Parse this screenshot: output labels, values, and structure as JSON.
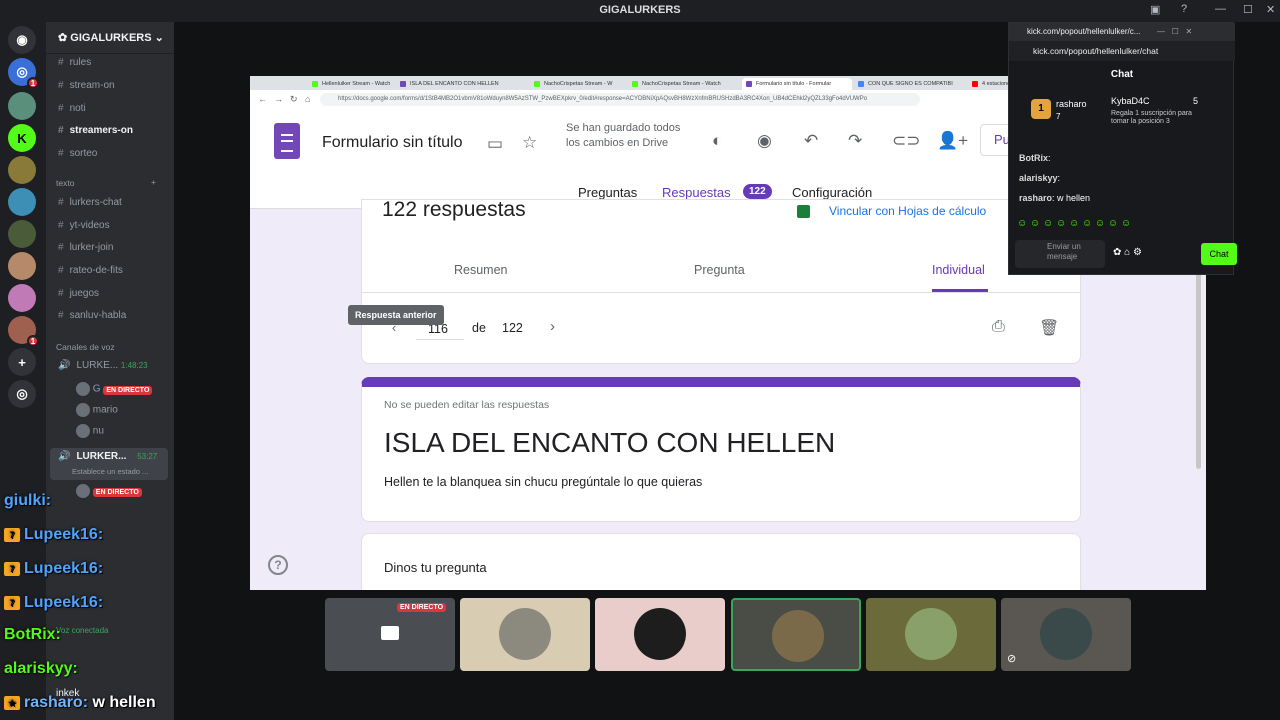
{
  "window": {
    "title": "GIGALURKERS"
  },
  "discord": {
    "guild": "GIGALURKERS",
    "channels": [
      "rules",
      "stream-on",
      "noti",
      "streamers-on",
      "sorteo"
    ],
    "category_text": "texto",
    "text_channels": [
      "lurkers-chat",
      "yt-videos",
      "lurker-join",
      "rateo-de-fits",
      "juegos",
      "sanluv-habla"
    ],
    "category_voice": "Canales de voz",
    "voice1": {
      "name": "LURKE...",
      "time": "1:48:23",
      "members": [
        "G",
        "mario",
        "nu"
      ]
    },
    "voice2": {
      "name": "LURKER...",
      "time": "53:27",
      "status": "Establece un estado ..."
    },
    "live_label": "EN DIRECTO",
    "voice_connected": "Voz conectada",
    "user": "inkek"
  },
  "browser": {
    "tabs": [
      "Hellenlulker Stream - Watch",
      "ISLA DEL ENCANTO CON HELLEN",
      "NachoCrispetas Stream - W",
      "NachoCrispetas Stream - Watch",
      "Formulario sin título - Formular",
      "CON QUE SIGNO ES COMPATIBI",
      "4 estaciones"
    ],
    "url": "https://docs.google.com/forms/d/1StB4MB2O1vbmV81oWduyn8W5AzSTW_PzwBEXpkrv_0/edit#response=ACYDBNiXpAQsvBH8WzXnfmBRUSHzdBA3RC4Xon_UB4dCEhkl2yQZL33gFo4dVUWPo"
  },
  "forms": {
    "title": "Formulario sin título",
    "saved": "Se han guardado todos los cambios en Drive",
    "publish": "Pu",
    "tabs": [
      "Preguntas",
      "Respuestas",
      "Configuración"
    ],
    "response_badge": "122",
    "responses_heading": "122 respuestas",
    "link_sheets": "Vincular con Hojas de cálculo",
    "summary_tabs": [
      "Resumen",
      "Pregunta",
      "Individual"
    ],
    "pager": {
      "current": "116",
      "of": "de",
      "total": "122"
    },
    "tooltip": "Respuesta anterior",
    "no_edit": "No se pueden editar las respuestas",
    "form_title": "ISLA DEL ENCANTO CON HELLEN",
    "form_desc": "Hellen te la blanquea sin chucu pregúntale lo que quieras",
    "question": "Dinos tu pregunta"
  },
  "kick": {
    "title": "kick.com/popout/hellenlulker/c...",
    "url": "kick.com/popout/hellenlulker/chat",
    "header": "Chat",
    "sub_user": "rasharo",
    "sub_count": "7",
    "gifter": "KybaD4C",
    "gift_count": "5",
    "gift_text": "Regala 1 suscripción para tomar la posición 3",
    "messages": [
      {
        "user": "BotRix",
        "text": ":"
      },
      {
        "user": "alariskyy",
        "text": ":"
      },
      {
        "user": "rasharo",
        "text": ": w hellen"
      }
    ],
    "input_placeholder": "Enviar un mensaje",
    "chat_button": "Chat"
  },
  "call": {
    "live_label": "EN DIRECTO"
  },
  "overlay": [
    {
      "user": "giulki:",
      "text": ""
    },
    {
      "user": "Lupeek16:",
      "text": ""
    },
    {
      "user": "Lupeek16:",
      "text": ""
    },
    {
      "user": "Lupeek16:",
      "text": ""
    },
    {
      "user": "BotRix:",
      "text": ""
    },
    {
      "user": "alariskyy:",
      "text": ""
    },
    {
      "user": "rasharo:",
      "text": " w hellen"
    }
  ]
}
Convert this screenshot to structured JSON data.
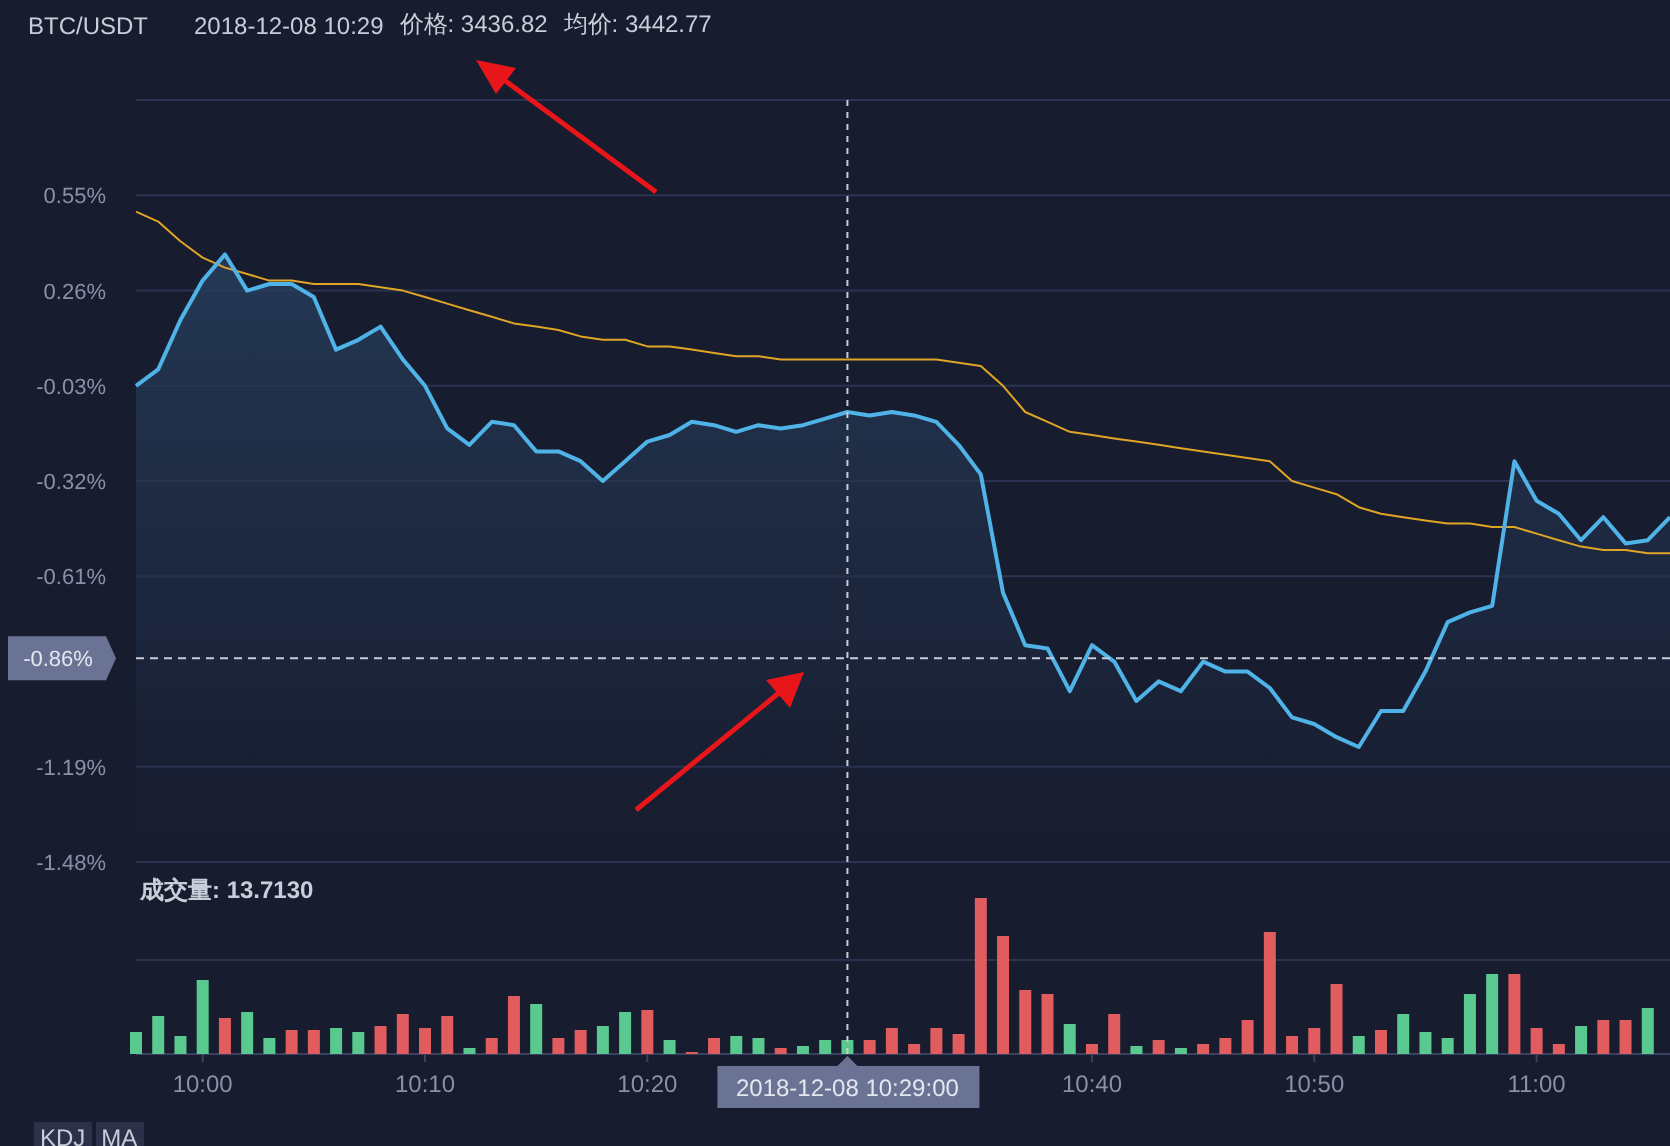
{
  "header": {
    "symbol": "BTC/USDT",
    "time": "2018-12-08 10:29",
    "price_label": "价格: 3436.82",
    "avg_label": "均价: 3442.77"
  },
  "price_chart": {
    "crosshair_time": "2018-12-08 10:29:00",
    "chart_data": {
      "type": "area",
      "grid": true,
      "series": [
        {
          "color": "#4fb3e8",
          "values": [
            -0.03,
            0.02,
            0.17,
            0.29,
            0.37,
            0.26,
            0.28,
            0.28,
            0.24,
            0.08,
            0.11,
            0.15,
            0.05,
            -0.03,
            -0.16,
            -0.21,
            -0.14,
            -0.15,
            -0.23,
            -0.23,
            -0.26,
            -0.32,
            -0.26,
            -0.2,
            -0.18,
            -0.14,
            -0.15,
            -0.17,
            -0.15,
            -0.16,
            -0.15,
            -0.13,
            -0.11,
            -0.12,
            -0.11,
            -0.12,
            -0.14,
            -0.21,
            -0.3,
            -0.66,
            -0.82,
            -0.83,
            -0.96,
            -0.82,
            -0.87,
            -0.99,
            -0.93,
            -0.96,
            -0.87,
            -0.9,
            -0.9,
            -0.95,
            -1.04,
            -1.06,
            -1.1,
            -1.13,
            -1.02,
            -1.02,
            -0.9,
            -0.75,
            -0.72,
            -0.7,
            -0.26,
            -0.38,
            -0.42,
            -0.5,
            -0.43,
            -0.51,
            -0.5,
            -0.43
          ]
        },
        {
          "type": "line",
          "color": "#e0a526",
          "values": [
            0.5,
            0.47,
            0.41,
            0.36,
            0.33,
            0.31,
            0.29,
            0.29,
            0.28,
            0.28,
            0.28,
            0.27,
            0.26,
            0.24,
            0.22,
            0.2,
            0.18,
            0.16,
            0.15,
            0.14,
            0.12,
            0.11,
            0.11,
            0.09,
            0.09,
            0.08,
            0.07,
            0.06,
            0.06,
            0.05,
            0.05,
            0.05,
            0.05,
            0.05,
            0.05,
            0.05,
            0.05,
            0.04,
            0.03,
            -0.03,
            -0.11,
            -0.14,
            -0.17,
            -0.18,
            -0.19,
            -0.2,
            -0.21,
            -0.22,
            -0.23,
            -0.24,
            -0.25,
            -0.26,
            -0.32,
            -0.34,
            -0.36,
            -0.4,
            -0.42,
            -0.43,
            -0.44,
            -0.45,
            -0.45,
            -0.46,
            -0.46,
            -0.48,
            -0.5,
            -0.52,
            -0.53,
            -0.53,
            -0.54,
            -0.54
          ]
        }
      ],
      "ylim": [
        -1.48,
        0.84
      ],
      "yticks": [
        {
          "value": 0.55,
          "label": "0.55%"
        },
        {
          "value": 0.26,
          "label": "0.26%"
        },
        {
          "value": -0.03,
          "label": "-0.03%"
        },
        {
          "value": -0.32,
          "label": "-0.32%"
        },
        {
          "value": -0.61,
          "label": "-0.61%"
        },
        {
          "value": -1.19,
          "label": "-1.19%"
        },
        {
          "value": -1.48,
          "label": "-1.48%"
        }
      ],
      "ref_lines": [
        {
          "axis": "y",
          "value": -0.86,
          "label": "-0.86%"
        }
      ]
    }
  },
  "volume": {
    "label": "成交量: 13.7130",
    "time_labels": [
      "10:00",
      "10:10",
      "10:20",
      "10:40",
      "10:50",
      "11:00"
    ]
  },
  "indicator_tabs": [
    {
      "label": "KDJ"
    },
    {
      "label": "MA"
    }
  ]
}
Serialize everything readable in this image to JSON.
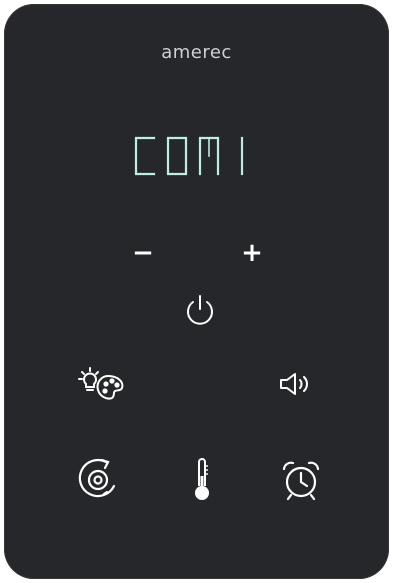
-=-=-=-=-
Pictures are not part of the copy; output everything else in the records exactly.

Parse this screenshot: output labels, values, and structure as JSON.
{
  "window": {
    "title": "GIGALURKERS"
  },
  "discord": {
    "guild": "GIGALURKERS",
    "channels": [
      "rules",
      "stream-on",
      "noti",
      "streamers-on",
      "sorteo"
    ],
    "category_text": "texto",
    "text_channels": [
      "lurkers-chat",
      "yt-videos",
      "lurker-join",
      "rateo-de-fits",
      "juegos",
      "sanluv-habla"
    ],
    "category_voice": "Canales de voz",
    "voice1": {
      "name": "LURKE...",
      "time": "1:48:23",
      "members": [
        "G",
        "mario",
        "nu"
      ]
    },
    "voice2": {
      "name": "LURKER...",
      "time": "53:27",
      "status": "Establece un estado ..."
    },
    "live_label": "EN DIRECTO",
    "voice_connected": "Voz conectada",
    "user": "inkek"
  },
  "browser": {
    "tabs": [
      "Hellenlulker Stream - Watch",
      "ISLA DEL ENCANTO CON HELLEN",
      "NachoCrispetas Stream - W",
      "NachoCrispetas Stream - Watch",
      "Formulario sin título - Formular",
      "CON QUE SIGNO ES COMPATIBI",
      "4 estaciones"
    ],
    "url": "https://docs.google.com/forms/d/1StB4MB2O1vbmV81oWduyn8W5AzSTW_PzwBEXpkrv_0/edit#response=ACYDBNiXpAQsvBH8WzXnfmBRUSHzdBA3RC4Xon_UB4dCEhkl2yQZL33gFo4dVUWPo"
  },
  "forms": {
    "title": "Formulario sin título",
    "saved": "Se han guardado todos los cambios en Drive",
    "publish": "Pu",
    "tabs": [
      "Preguntas",
      "Respuestas",
      "Configuración"
    ],
    "response_badge": "122",
    "responses_heading": "122 respuestas",
    "link_sheets": "Vincular con Hojas de cálculo",
    "summary_tabs": [
      "Resumen",
      "Pregunta",
      "Individual"
    ],
    "pager": {
      "current": "116",
      "of": "de",
      "total": "122"
    },
    "tooltip": "Respuesta anterior",
    "no_edit": "No se pueden editar las respuestas",
    "form_title": "ISLA DEL ENCANTO CON HELLEN",
    "form_desc": "Hellen te la blanquea sin chucu pregúntale lo que quieras",
    "question": "Dinos tu pregunta"
  },
  "kick": {
    "title": "kick.com/popout/hellenlulker/c...",
    "url": "kick.com/popout/hellenlulker/chat",
    "header": "Chat",
    "sub_user": "rasharo",
    "sub_count": "7",
    "gifter": "KybaD4C",
    "gift_count": "5",
    "gift_text": "Regala 1 suscripción para tomar la posición 3",
    "messages": [
      {
        "user": "BotRix",
        "text": ":"
      },
      {
        "user": "alariskyy",
        "text": ":"
      },
      {
        "user": "rasharo",
        "text": ": w hellen"
      }
    ],
    "input_placeholder": "Enviar un mensaje",
    "chat_button": "Chat"
  },
  "call": {
    "live_label": "EN DIRECTO"
  },
  "overlay": [
    {
      "user": "giulki:",
      "text": ""
    },
    {
      "user": "Lupeek16:",
      "text": ""
    },
    {
      "user": "Lupeek16:",
      "text": ""
    },
    {
      "user": "Lupeek16:",
      "text": ""
    },
    {
      "user": "BotRix:",
      "text": ""
    },
    {
      "user": "alariskyy:",
      "text": ""
    },
    {
      "user": "rasharo:",
      "text": " w hellen"
    }
  ]
}
Convert this screenshot to structured JSON data.
{
  "header": {
    "symbol": "BTC/USDT",
    "time": "2018-12-08 10:29",
    "price_label": "价格: 3436.82",
    "avg_label": "均价: 3442.77"
  },
  "price_chart": {
    "crosshair_time": "2018-12-08 10:29:00",
    "chart_data": {
      "type": "area",
      "grid": true,
      "series": [
        {
          "color": "#4fb3e8",
          "values": [
            -0.03,
            0.02,
            0.17,
            0.29,
            0.37,
            0.26,
            0.28,
            0.28,
            0.24,
            0.08,
            0.11,
            0.15,
            0.05,
            -0.03,
            -0.16,
            -0.21,
            -0.14,
            -0.15,
            -0.23,
            -0.23,
            -0.26,
            -0.32,
            -0.26,
            -0.2,
            -0.18,
            -0.14,
            -0.15,
            -0.17,
            -0.15,
            -0.16,
            -0.15,
            -0.13,
            -0.11,
            -0.12,
            -0.11,
            -0.12,
            -0.14,
            -0.21,
            -0.3,
            -0.66,
            -0.82,
            -0.83,
            -0.96,
            -0.82,
            -0.87,
            -0.99,
            -0.93,
            -0.96,
            -0.87,
            -0.9,
            -0.9,
            -0.95,
            -1.04,
            -1.06,
            -1.1,
            -1.13,
            -1.02,
            -1.02,
            -0.9,
            -0.75,
            -0.72,
            -0.7,
            -0.26,
            -0.38,
            -0.42,
            -0.5,
            -0.43,
            -0.51,
            -0.5,
            -0.43
          ]
        },
        {
          "type": "line",
          "color": "#e0a526",
          "values": [
            0.5,
            0.47,
            0.41,
            0.36,
            0.33,
            0.31,
            0.29,
            0.29,
            0.28,
            0.28,
            0.28,
            0.27,
            0.26,
            0.24,
            0.22,
            0.2,
            0.18,
            0.16,
            0.15,
            0.14,
            0.12,
            0.11,
            0.11,
            0.09,
            0.09,
            0.08,
            0.07,
            0.06,
            0.06,
            0.05,
            0.05,
            0.05,
            0.05,
            0.05,
            0.05,
            0.05,
            0.05,
            0.04,
            0.03,
            -0.03,
            -0.11,
            -0.14,
            -0.17,
            -0.18,
            -0.19,
            -0.2,
            -0.21,
            -0.22,
            -0.23,
            -0.24,
            -0.25,
            -0.26,
            -0.32,
            -0.34,
            -0.36,
            -0.4,
            -0.42,
            -0.43,
            -0.44,
            -0.45,
            -0.45,
            -0.46,
            -0.46,
            -0.48,
            -0.5,
            -0.52,
            -0.53,
            -0.53,
            -0.54,
            -0.54
          ]
        }
      ],
      "ylim": [
        -1.48,
        0.84
      ],
      "yticks": [
        {
          "value": 0.55,
          "label": "0.55%"
        },
        {
          "value": 0.26,
          "label": "0.26%"
        },
        {
          "value": -0.03,
          "label": "-0.03%"
        },
        {
          "value": -0.32,
          "label": "-0.32%"
        },
        {
          "value": -0.61,
          "label": "-0.61%"
        },
        {
          "value": -1.19,
          "label": "-1.19%"
        },
        {
          "value": -1.48,
          "label": "-1.48%"
        }
      ],
      "ref_lines": [
        {
          "axis": "y",
          "value": -0.86,
          "label": "-0.86%"
        }
      ]
    }
  },
  "volume": {
    "label": "成交量: 13.7130",
    "time_labels": [
      "10:00",
      "10:10",
      "10:20",
      "10:40",
      "10:50",
      "11:00"
    ]
  },
  "indicator_tabs": [
    {
      "label": "KDJ"
    },
    {
      "label": "MA"
    }
  ]
}
Serialize everything readable in this image to JSON.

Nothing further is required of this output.